### BRIEF
What is the number of lines containing the string "kind"? Answer with the number only.

### STORED DATA
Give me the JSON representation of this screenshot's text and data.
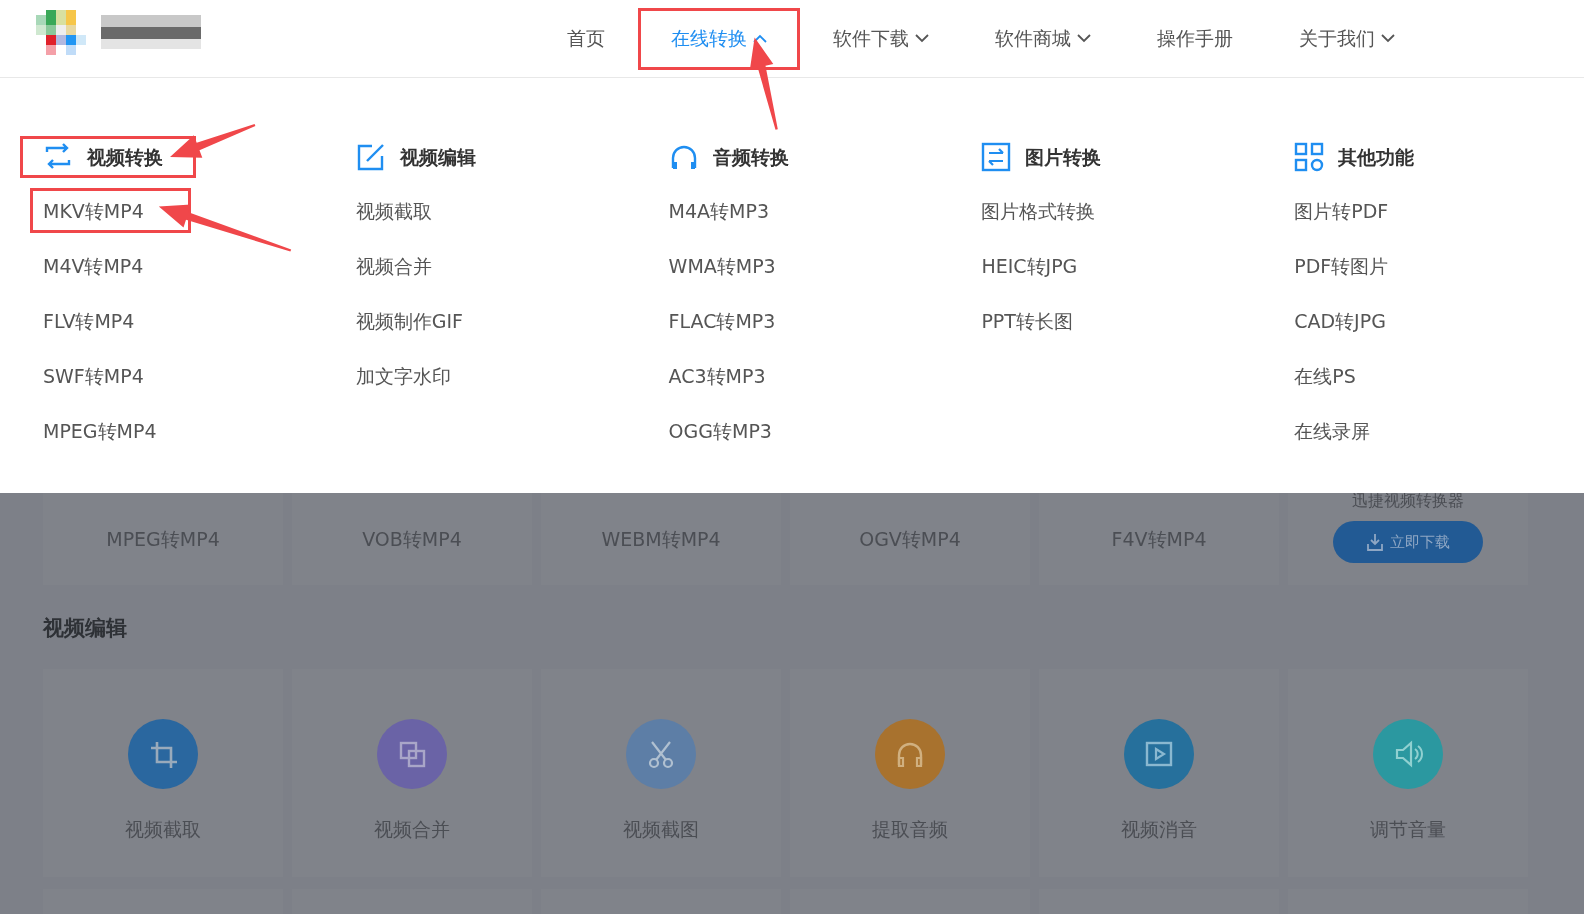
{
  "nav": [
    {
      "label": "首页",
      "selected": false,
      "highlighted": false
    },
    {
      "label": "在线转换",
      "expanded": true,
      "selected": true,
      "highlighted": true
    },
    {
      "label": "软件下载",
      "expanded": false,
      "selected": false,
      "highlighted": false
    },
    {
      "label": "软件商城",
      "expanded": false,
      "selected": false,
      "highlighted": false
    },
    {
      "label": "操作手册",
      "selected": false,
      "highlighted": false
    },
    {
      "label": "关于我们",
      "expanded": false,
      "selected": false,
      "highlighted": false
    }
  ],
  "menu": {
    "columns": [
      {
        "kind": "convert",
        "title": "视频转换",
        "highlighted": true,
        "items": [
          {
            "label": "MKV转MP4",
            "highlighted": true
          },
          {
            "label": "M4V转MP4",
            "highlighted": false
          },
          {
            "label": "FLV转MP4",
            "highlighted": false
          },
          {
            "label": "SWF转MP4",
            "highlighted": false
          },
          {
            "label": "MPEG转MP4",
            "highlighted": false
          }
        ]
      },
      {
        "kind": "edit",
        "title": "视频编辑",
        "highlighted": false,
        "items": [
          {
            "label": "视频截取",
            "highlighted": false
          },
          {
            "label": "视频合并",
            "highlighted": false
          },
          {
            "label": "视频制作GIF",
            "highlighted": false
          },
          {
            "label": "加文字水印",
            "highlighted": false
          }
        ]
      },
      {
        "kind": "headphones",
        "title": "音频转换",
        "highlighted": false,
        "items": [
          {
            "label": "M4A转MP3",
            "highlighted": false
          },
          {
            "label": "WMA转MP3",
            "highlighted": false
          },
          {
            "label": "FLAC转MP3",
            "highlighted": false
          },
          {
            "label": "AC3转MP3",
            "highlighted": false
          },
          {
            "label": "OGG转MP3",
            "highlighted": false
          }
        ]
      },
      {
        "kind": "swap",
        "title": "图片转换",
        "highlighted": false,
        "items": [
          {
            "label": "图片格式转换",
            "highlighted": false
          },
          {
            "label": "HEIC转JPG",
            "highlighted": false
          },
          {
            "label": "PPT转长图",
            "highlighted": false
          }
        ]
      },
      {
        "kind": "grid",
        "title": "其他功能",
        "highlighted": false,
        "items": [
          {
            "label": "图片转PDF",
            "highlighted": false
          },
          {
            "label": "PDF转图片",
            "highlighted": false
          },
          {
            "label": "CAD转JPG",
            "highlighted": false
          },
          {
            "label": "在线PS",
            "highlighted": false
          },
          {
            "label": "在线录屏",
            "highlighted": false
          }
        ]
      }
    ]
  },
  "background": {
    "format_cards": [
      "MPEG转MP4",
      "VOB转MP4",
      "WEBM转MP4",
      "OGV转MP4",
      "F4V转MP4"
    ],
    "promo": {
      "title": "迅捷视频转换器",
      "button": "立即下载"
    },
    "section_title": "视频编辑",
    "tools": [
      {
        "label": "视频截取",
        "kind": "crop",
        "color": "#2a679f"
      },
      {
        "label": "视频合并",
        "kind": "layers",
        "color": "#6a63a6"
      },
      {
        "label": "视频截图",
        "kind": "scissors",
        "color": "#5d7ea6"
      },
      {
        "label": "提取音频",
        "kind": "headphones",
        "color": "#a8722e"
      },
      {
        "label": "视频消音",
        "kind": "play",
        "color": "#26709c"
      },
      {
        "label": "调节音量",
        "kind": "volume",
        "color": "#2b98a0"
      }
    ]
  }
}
==
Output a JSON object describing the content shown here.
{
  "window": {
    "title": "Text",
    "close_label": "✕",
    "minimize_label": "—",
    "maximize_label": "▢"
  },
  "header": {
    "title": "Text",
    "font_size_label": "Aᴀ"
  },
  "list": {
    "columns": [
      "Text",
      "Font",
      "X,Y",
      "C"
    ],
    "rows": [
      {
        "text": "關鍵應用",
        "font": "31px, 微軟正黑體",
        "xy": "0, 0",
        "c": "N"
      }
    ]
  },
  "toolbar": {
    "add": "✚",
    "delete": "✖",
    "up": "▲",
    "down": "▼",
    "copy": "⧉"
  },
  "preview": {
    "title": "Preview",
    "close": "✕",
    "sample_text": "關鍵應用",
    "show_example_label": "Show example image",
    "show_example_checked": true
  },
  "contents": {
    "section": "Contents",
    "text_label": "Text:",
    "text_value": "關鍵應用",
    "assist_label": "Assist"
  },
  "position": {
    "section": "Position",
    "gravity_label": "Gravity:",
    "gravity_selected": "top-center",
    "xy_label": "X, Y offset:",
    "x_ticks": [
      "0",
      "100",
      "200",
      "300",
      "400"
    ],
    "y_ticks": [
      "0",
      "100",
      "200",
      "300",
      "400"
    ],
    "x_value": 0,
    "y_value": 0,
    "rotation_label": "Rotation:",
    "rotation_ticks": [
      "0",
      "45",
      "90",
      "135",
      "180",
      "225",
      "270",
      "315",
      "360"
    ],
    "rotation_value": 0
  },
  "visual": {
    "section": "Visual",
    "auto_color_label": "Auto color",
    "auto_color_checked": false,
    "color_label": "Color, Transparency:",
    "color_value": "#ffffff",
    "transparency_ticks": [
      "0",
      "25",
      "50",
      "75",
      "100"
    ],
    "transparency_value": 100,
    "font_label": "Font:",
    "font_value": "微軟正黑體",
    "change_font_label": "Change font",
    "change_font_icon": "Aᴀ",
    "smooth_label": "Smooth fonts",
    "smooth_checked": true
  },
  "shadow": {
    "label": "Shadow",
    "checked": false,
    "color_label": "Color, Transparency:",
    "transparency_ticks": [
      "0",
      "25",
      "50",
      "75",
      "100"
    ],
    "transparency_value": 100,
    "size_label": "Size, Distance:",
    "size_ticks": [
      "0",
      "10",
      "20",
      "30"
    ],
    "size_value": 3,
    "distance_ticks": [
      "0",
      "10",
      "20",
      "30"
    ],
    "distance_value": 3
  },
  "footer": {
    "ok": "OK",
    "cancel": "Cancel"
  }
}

### TASK OUTPUT
11